> [Task prompt] Copy out every record precisely.

> [Data entries]
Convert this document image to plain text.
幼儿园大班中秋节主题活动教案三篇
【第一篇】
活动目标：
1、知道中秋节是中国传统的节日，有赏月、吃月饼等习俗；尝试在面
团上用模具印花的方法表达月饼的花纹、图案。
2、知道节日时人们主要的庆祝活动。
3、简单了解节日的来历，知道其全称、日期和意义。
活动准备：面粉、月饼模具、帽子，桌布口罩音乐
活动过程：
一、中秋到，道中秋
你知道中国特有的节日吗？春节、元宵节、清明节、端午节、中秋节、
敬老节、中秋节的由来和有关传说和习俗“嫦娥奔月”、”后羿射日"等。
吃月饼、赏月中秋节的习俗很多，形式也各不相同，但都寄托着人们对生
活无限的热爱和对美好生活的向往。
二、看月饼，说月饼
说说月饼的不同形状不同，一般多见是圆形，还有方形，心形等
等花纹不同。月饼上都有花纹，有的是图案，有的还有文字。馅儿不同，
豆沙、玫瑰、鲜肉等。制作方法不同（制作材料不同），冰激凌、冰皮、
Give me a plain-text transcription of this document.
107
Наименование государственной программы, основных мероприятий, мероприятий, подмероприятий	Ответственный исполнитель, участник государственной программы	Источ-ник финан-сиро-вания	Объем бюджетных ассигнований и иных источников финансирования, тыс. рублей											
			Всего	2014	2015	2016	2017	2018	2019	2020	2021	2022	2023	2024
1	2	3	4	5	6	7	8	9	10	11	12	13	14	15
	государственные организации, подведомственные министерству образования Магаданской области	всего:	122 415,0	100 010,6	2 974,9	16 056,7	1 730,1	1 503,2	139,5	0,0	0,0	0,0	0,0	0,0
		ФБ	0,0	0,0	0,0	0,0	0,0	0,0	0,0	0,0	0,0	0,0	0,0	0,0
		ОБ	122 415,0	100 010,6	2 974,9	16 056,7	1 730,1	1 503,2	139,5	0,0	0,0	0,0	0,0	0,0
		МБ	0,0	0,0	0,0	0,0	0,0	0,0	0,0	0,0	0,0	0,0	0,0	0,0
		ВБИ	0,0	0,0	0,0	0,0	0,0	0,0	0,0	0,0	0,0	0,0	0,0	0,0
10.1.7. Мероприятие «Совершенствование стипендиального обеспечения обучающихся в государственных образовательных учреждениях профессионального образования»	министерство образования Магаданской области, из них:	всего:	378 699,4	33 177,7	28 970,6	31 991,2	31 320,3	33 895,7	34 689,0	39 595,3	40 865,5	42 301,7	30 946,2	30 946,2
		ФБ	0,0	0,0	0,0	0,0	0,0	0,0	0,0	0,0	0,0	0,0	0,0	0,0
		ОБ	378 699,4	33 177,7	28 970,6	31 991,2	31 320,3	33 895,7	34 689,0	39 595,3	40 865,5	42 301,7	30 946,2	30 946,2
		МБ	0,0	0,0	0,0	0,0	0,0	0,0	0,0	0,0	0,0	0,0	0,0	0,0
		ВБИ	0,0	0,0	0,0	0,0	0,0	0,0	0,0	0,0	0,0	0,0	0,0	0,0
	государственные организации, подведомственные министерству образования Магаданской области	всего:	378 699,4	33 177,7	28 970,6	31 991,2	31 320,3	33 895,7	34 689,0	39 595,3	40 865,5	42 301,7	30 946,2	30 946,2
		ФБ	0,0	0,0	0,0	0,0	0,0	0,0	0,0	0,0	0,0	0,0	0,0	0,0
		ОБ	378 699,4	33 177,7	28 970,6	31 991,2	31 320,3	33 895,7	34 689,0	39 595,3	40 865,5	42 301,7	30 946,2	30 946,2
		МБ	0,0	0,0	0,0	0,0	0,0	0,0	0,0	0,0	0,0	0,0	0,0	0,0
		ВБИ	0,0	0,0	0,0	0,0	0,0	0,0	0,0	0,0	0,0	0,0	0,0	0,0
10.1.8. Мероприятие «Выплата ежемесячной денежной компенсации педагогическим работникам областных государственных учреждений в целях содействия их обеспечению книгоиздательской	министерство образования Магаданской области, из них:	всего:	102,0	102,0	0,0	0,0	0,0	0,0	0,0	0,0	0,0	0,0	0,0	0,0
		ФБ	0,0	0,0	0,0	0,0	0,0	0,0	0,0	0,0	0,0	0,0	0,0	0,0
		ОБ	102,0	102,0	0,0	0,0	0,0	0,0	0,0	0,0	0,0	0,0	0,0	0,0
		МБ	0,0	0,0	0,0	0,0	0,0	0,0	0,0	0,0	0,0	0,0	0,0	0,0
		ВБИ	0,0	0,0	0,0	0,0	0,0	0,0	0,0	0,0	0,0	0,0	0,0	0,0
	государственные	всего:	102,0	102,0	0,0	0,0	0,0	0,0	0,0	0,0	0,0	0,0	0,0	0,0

> [Exercise answer]
Convert this document image to plain text.
幼儿园大班中秋节主题活动教案三篇
【第一篇】
活动目标：
1、知道中秋节是中国传统的节日，有赏月、吃月饼等习俗；尝试在面
团上用模具印花的方法表达月饼的花纹、图案。
2、知道节日时人们主要的庆祝活动。
3、简单了解节日的来历，知道其全称、日期和意义。
活动准备：面粉、月饼模具、帽子，桌布口罩音乐
活动过程：
一、中秋到，道中秋
你知道中国特有的节日吗？春节、元宵节、清明节、端午节、中秋节、
敬老节、中秋节的由来和有关传说和习俗“嫦娥奔月”、”后羿射日"等。
吃月饼、赏月中秋节的习俗很多，形式也各不相同，但都寄托着人们对生
活无限的热爱和对美好生活的向往。
二、看月饼，说月饼
说说月饼的不同形状不同，一般多见是圆形，还有方形，心形等
等花纹不同。月饼上都有花纹，有的是图案，有的还有文字。馅儿不同，
豆沙、玫瑰、鲜肉等。制作方法不同（制作材料不同），冰激凌、冰皮、
Give me a plain-text transcription of this document.
107
Наименование государственной программы, основных мероприятий, мероприятий, подмероприятий	Ответственный исполнитель, участник государственной программы	Источ-ник финан-сиро-вания	Объем бюджетных ассигнований и иных источников финансирования, тыс. рублей											
			Всего	2014	2015	2016	2017	2018	2019	2020	2021	2022	2023	2024
1	2	3	4	5	6	7	8	9	10	11	12	13	14	15
	государственные организации, подведомственные министерству образования Магаданской области	всего:	122 415,0	100 010,6	2 974,9	16 056,7	1 730,1	1 503,2	139,5	0,0	0,0	0,0	0,0	0,0
		ФБ	0,0	0,0	0,0	0,0	0,0	0,0	0,0	0,0	0,0	0,0	0,0	0,0
		ОБ	122 415,0	100 010,6	2 974,9	16 056,7	1 730,1	1 503,2	139,5	0,0	0,0	0,0	0,0	0,0
		МБ	0,0	0,0	0,0	0,0	0,0	0,0	0,0	0,0	0,0	0,0	0,0	0,0
		ВБИ	0,0	0,0	0,0	0,0	0,0	0,0	0,0	0,0	0,0	0,0	0,0	0,0
10.1.7. Мероприятие «Совершенствование стипендиального обеспечения обучающихся в государственных образовательных учреждениях профессионального образования»	министерство образования Магаданской области, из них:	всего:	378 699,4	33 177,7	28 970,6	31 991,2	31 320,3	33 895,7	34 689,0	39 595,3	40 865,5	42 301,7	30 946,2	30 946,2
		ФБ	0,0	0,0	0,0	0,0	0,0	0,0	0,0	0,0	0,0	0,0	0,0	0,0
		ОБ	378 699,4	33 177,7	28 970,6	31 991,2	31 320,3	33 895,7	34 689,0	39 595,3	40 865,5	42 301,7	30 946,2	30 946,2
		МБ	0,0	0,0	0,0	0,0	0,0	0,0	0,0	0,0	0,0	0,0	0,0	0,0
		ВБИ	0,0	0,0	0,0	0,0	0,0	0,0	0,0	0,0	0,0	0,0	0,0	0,0
	государственные организации, подведомственные министерству образования Магаданской области	всего:	378 699,4	33 177,7	28 970,6	31 991,2	31 320,3	33 895,7	34 689,0	39 595,3	40 865,5	42 301,7	30 946,2	30 946,2
		ФБ	0,0	0,0	0,0	0,0	0,0	0,0	0,0	0,0	0,0	0,0	0,0	0,0
		ОБ	378 699,4	33 177,7	28 970,6	31 991,2	31 320,3	33 895,7	34 689,0	39 595,3	40 865,5	42 301,7	30 946,2	30 946,2
		МБ	0,0	0,0	0,0	0,0	0,0	0,0	0,0	0,0	0,0	0,0	0,0	0,0
		ВБИ	0,0	0,0	0,0	0,0	0,0	0,0	0,0	0,0	0,0	0,0	0,0	0,0
10.1.8. Мероприятие «Выплата ежемесячной денежной компенсации педагогическим работникам областных государственных учреждений в целях содействия их обеспечению книгоиздательской	министерство образования Магаданской области, из них:	всего:	102,0	102,0	0,0	0,0	0,0	0,0	0,0	0,0	0,0	0,0	0,0	0,0
		ФБ	0,0	0,0	0,0	0,0	0,0	0,0	0,0	0,0	0,0	0,0	0,0	0,0
		ОБ	102,0	102,0	0,0	0,0	0,0	0,0	0,0	0,0	0,0	0,0	0,0	0,0
		МБ	0,0	0,0	0,0	0,0	0,0	0,0	0,0	0,0	0,0	0,0	0,0	0,0
		ВБИ	0,0	0,0	0,0	0,0	0,0	0,0	0,0	0,0	0,0	0,0	0,0	0,0
	государственные	всего:	102,0	102,0	0,0	0,0	0,0	0,0	0,0	0,0	0,0	0,0	0,0	0,0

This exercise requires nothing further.